** begin **

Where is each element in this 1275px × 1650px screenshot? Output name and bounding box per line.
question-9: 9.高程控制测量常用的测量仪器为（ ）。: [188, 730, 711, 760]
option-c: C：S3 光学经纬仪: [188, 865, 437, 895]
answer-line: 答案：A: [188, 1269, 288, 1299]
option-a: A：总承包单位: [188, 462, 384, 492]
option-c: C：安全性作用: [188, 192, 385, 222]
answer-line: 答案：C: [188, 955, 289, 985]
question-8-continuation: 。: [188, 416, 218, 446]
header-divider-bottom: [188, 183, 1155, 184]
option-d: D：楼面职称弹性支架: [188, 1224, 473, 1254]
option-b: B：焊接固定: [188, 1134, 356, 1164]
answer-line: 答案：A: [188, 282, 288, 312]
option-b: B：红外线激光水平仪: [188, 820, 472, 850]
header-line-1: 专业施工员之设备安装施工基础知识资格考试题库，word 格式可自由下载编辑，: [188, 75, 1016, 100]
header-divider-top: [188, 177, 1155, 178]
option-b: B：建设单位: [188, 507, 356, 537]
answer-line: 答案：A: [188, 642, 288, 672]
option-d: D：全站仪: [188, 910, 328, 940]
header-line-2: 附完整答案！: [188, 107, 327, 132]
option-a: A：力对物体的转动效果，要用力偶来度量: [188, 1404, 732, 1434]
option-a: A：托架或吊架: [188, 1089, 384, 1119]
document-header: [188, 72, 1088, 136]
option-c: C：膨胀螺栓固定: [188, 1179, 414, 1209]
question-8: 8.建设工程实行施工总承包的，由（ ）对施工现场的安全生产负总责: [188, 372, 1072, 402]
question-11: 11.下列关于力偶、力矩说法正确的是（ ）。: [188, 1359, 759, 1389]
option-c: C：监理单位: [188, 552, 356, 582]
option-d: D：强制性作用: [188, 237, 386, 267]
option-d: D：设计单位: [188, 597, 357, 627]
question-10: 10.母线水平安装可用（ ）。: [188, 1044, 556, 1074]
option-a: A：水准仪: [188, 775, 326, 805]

** end **

> **Directions for this task**: Output the listing as a numbered list, from its first line through the line containing "option-a: A：总承包单位: [188, 462, 384, 492]", both included, with blank lines omitted.

> **Correct response**:
1. Where is each element in this 1275px × 1650px screenshot? Output name and bounding box per line.
2. question-9: 9.高程控制测量常用的测量仪器为（ ）。: [188, 730, 711, 760]
3. option-c: C：S3 光学经纬仪: [188, 865, 437, 895]
4. answer-line: 答案：A: [188, 1269, 288, 1299]
5. option-a: A：总承包单位: [188, 462, 384, 492]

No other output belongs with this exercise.